------ Data entries ------

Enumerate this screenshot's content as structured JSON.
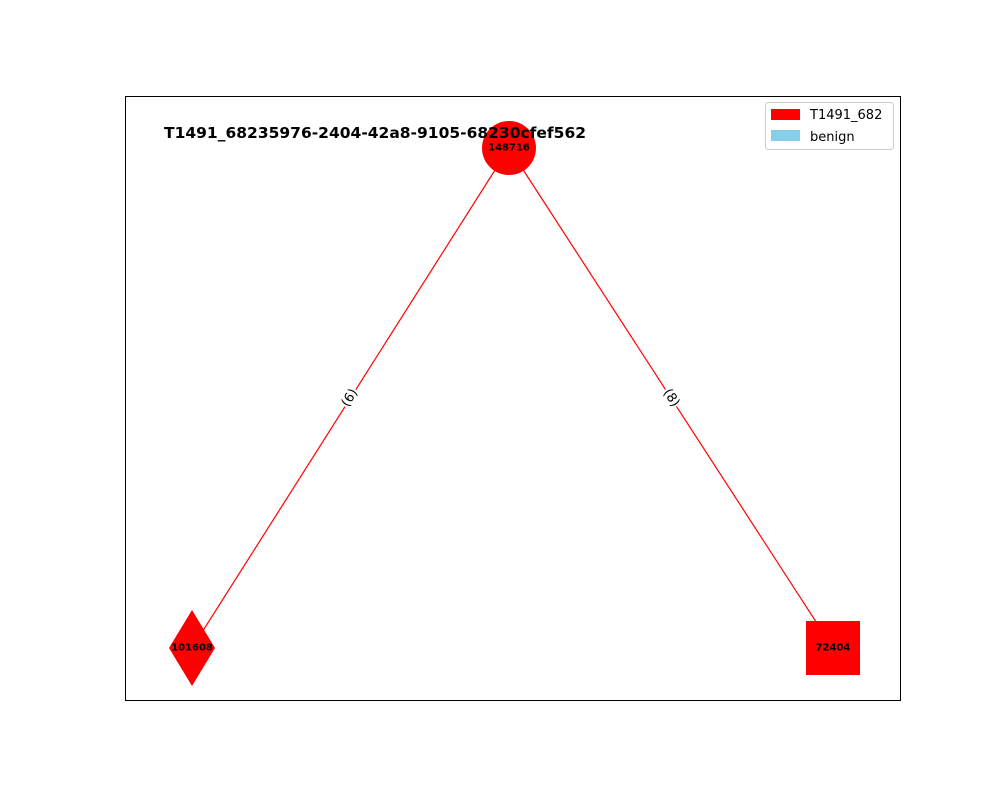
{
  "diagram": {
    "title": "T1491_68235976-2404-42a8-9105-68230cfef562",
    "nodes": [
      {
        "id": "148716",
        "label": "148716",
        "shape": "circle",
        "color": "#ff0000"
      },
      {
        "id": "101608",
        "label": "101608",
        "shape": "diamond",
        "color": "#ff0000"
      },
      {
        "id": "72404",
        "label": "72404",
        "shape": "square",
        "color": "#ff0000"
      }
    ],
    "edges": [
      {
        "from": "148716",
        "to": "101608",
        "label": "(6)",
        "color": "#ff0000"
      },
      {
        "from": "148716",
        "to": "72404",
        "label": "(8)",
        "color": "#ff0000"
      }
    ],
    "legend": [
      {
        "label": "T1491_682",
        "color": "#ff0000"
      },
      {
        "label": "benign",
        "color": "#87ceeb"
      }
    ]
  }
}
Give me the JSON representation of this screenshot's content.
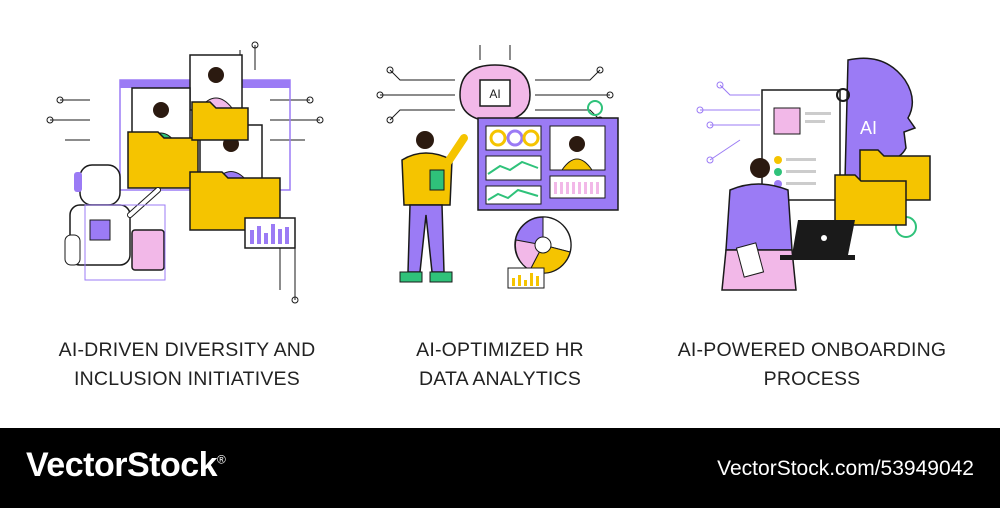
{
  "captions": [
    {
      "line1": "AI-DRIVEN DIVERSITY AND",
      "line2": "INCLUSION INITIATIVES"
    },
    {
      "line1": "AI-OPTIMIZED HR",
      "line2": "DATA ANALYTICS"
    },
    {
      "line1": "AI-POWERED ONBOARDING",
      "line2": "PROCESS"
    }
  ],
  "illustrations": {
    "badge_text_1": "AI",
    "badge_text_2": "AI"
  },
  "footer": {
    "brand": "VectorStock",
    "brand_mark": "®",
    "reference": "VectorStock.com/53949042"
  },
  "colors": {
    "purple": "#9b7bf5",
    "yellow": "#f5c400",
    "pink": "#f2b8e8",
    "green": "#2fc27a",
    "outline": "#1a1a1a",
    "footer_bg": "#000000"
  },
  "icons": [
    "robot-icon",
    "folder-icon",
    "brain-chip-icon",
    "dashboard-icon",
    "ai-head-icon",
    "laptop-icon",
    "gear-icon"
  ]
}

------
------ Data entries ------

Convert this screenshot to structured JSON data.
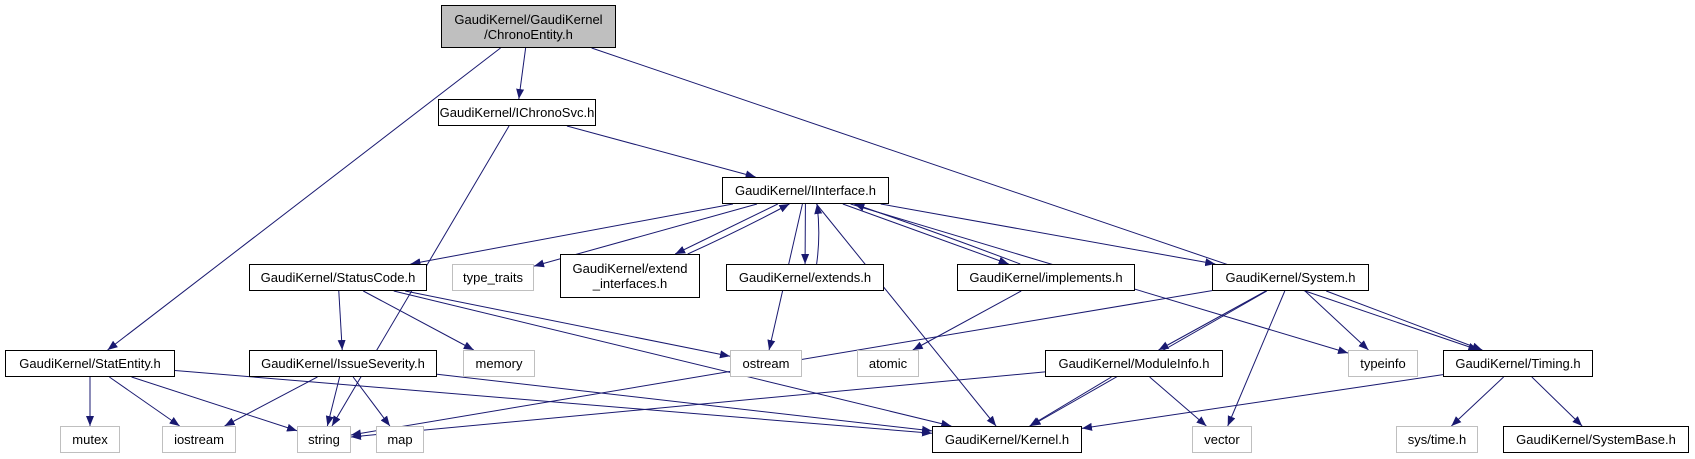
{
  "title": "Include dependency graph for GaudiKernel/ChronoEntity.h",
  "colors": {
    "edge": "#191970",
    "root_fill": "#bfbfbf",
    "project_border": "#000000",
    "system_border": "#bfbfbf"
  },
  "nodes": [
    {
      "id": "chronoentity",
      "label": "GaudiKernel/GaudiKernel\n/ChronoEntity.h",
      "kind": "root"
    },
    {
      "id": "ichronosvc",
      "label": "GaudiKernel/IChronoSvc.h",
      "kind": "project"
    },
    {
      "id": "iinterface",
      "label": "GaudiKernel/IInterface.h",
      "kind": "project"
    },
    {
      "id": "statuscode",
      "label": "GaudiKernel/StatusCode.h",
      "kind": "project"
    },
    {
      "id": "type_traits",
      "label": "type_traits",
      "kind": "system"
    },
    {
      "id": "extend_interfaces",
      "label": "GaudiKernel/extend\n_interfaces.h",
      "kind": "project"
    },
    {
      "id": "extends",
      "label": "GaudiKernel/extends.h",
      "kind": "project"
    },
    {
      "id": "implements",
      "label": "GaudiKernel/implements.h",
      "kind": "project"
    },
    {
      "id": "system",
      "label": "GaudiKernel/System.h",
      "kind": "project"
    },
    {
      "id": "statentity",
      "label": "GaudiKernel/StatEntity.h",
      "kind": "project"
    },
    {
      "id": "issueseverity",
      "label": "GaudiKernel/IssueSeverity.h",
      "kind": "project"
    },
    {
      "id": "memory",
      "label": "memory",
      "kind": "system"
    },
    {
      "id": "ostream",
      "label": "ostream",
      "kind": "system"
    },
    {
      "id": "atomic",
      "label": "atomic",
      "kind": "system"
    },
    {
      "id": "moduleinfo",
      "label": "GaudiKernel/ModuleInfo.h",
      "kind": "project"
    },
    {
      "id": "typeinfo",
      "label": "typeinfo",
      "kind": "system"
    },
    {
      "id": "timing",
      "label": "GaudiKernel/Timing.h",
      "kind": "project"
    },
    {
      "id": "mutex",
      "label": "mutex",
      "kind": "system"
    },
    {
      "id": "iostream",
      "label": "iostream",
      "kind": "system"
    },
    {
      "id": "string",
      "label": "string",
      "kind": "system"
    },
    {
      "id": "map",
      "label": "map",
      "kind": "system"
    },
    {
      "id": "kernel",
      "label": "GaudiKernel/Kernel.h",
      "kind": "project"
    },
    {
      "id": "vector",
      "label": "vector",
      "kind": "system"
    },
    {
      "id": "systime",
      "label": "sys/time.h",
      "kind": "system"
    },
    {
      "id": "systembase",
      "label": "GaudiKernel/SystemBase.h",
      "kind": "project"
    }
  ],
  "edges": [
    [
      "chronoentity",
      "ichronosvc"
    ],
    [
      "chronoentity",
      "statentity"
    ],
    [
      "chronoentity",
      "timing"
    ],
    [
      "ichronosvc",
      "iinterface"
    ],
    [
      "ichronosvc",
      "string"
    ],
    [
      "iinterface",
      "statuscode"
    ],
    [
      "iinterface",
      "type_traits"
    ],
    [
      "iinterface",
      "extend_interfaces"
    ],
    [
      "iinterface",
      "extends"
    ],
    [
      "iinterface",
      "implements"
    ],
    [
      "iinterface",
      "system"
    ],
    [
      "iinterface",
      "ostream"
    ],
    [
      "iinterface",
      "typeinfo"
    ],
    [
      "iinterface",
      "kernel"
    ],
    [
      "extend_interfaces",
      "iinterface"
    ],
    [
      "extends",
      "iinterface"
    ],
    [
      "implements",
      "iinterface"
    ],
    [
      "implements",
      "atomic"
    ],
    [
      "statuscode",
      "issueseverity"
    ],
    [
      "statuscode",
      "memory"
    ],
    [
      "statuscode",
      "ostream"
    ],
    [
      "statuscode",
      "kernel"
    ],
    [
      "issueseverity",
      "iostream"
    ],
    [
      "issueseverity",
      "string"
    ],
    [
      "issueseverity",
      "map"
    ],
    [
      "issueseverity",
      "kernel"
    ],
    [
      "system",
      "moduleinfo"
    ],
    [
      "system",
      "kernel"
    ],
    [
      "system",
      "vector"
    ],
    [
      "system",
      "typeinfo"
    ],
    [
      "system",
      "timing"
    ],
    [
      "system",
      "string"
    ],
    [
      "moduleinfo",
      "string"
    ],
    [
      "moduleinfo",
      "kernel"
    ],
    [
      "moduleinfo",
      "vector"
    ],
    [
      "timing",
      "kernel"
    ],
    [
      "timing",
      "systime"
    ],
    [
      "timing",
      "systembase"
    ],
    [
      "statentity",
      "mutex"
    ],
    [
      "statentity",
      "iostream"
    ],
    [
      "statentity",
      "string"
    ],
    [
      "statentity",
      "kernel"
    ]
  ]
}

------

Instructions to follow
Return each line in the records that holds the string "JSON".

Exercise solution
Enumerate this screenshot's content as structured JSON.
Give me the JSON representation of this screenshot's content.
Convert this screenshot to structured JSON data.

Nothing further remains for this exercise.